Directions = Copy each line of the records that holds the string "供给端关注唐山限产执行情况".

↓↓↓

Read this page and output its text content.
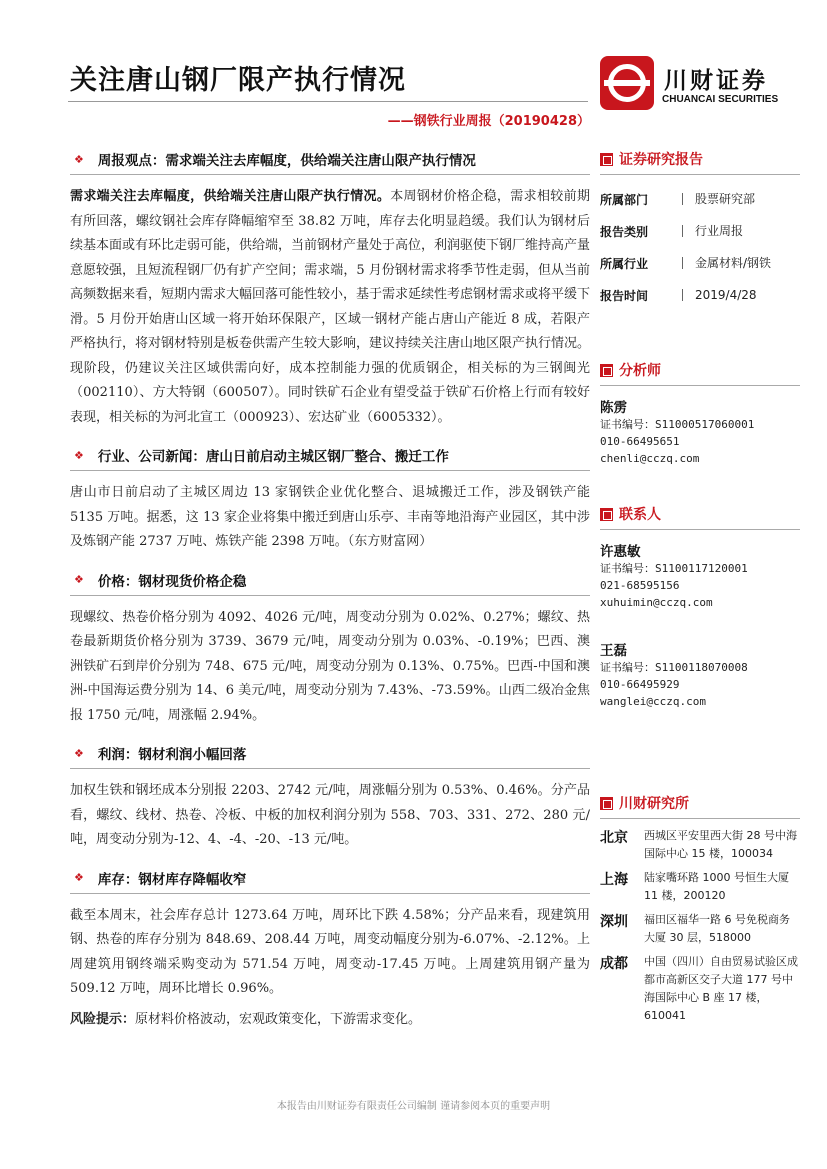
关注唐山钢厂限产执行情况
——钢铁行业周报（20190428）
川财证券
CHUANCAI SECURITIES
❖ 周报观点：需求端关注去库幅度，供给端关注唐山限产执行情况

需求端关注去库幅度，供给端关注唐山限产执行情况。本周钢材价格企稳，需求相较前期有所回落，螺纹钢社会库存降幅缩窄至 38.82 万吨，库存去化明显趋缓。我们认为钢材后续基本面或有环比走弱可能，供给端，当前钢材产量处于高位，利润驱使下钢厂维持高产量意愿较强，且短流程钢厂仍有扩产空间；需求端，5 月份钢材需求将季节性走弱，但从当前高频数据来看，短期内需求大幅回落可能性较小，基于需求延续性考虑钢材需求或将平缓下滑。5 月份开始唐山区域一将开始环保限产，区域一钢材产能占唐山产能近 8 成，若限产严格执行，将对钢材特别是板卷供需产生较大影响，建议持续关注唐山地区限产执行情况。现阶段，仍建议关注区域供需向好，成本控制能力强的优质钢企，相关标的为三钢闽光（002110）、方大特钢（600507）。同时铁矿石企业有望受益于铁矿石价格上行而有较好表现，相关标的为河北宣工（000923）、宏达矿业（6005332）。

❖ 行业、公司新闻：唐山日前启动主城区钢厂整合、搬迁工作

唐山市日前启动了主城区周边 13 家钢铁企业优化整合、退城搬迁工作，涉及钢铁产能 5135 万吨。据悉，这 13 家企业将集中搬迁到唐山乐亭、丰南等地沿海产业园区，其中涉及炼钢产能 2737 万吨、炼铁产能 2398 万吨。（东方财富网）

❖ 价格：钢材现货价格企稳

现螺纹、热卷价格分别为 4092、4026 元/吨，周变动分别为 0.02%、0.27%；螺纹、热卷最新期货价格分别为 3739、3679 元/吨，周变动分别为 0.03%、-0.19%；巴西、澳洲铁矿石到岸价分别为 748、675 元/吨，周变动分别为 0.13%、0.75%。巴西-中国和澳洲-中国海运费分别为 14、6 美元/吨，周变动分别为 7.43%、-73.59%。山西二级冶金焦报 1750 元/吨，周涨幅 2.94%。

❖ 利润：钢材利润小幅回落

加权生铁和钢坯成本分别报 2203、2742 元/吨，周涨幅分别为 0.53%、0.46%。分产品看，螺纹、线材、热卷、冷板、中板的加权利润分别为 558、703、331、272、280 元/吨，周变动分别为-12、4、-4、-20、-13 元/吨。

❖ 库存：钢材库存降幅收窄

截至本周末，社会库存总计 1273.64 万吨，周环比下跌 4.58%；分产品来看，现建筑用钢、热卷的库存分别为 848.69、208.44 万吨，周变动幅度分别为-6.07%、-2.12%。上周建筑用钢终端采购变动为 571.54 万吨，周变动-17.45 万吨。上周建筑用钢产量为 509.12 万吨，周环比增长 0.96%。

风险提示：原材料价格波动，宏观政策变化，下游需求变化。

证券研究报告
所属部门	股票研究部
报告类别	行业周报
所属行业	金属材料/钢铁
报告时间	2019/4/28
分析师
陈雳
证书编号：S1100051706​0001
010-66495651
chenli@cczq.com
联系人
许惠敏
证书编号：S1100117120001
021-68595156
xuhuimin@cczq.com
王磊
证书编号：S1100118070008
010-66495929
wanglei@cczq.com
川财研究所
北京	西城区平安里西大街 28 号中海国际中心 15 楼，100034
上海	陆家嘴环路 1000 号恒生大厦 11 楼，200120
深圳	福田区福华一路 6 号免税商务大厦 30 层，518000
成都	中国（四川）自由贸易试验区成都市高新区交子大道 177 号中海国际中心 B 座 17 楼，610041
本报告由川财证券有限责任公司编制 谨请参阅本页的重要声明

↑↑↑
↓↓↓

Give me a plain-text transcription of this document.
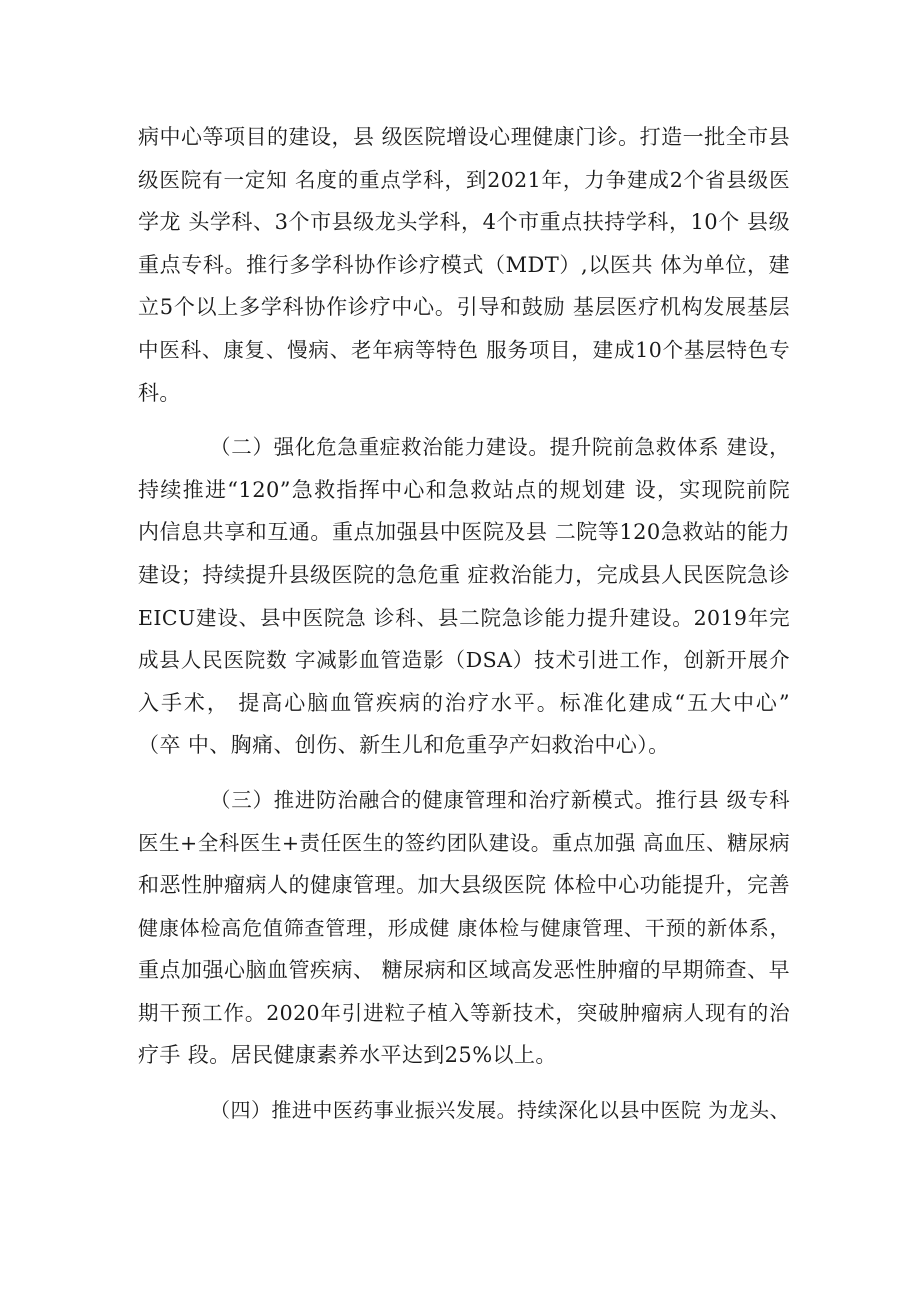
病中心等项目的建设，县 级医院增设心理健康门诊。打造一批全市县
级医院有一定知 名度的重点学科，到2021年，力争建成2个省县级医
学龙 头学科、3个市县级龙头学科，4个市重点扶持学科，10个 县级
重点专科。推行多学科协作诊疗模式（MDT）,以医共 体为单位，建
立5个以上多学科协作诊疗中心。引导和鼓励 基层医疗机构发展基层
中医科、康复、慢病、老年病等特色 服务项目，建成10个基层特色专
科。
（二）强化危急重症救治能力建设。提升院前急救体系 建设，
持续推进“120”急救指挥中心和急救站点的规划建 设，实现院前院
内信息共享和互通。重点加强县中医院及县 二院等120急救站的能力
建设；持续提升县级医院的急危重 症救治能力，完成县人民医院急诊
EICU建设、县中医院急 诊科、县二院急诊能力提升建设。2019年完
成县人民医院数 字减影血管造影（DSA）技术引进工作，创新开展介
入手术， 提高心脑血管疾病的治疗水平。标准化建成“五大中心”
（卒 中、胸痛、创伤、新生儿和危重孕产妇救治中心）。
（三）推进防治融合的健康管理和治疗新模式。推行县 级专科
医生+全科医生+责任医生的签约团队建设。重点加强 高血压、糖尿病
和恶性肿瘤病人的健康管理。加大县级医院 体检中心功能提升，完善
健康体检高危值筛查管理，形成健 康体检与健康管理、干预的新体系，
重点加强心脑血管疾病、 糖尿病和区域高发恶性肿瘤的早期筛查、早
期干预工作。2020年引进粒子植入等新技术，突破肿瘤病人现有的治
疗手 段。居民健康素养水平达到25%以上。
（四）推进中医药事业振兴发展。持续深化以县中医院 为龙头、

↑↑↑

Solution to the exercise =
❖ 周报观点：需求端关注去库幅度，供给端关注唐山限产执行情况
需求端关注去库幅度，供给端关注唐山限产执行情况。本周钢材价格企稳，需求相较前期有所回落，螺纹钢社会库存降幅缩窄至 38.82 万吨，库存去化明显趋缓。我们认为钢材后续基本面或有环比走弱可能，供给端，当前钢材产量处于高位，利润驱使下钢厂维持高产量意愿较强，且短流程钢厂仍有扩产空间；需求端，5 月份钢材需求将季节性走弱，但从当前高频数据来看，短期内需求大幅回落可能性较小，基于需求延续性考虑钢材需求或将平缓下滑。5 月份开始唐山区域一将开始环保限产，区域一钢材产能占唐山产能近 8 成，若限产严格执行，将对钢材特别是板卷供需产生较大影响，建议持续关注唐山地区限产执行情况。现阶段，仍建议关注区域供需向好，成本控制能力强的优质钢企，相关标的为三钢闽光（002110）、方大特钢（600507）。同时铁矿石企业有望受益于铁矿石价格上行而有较好表现，相关标的为河北宣工（000923）、宏达矿业（6005332）。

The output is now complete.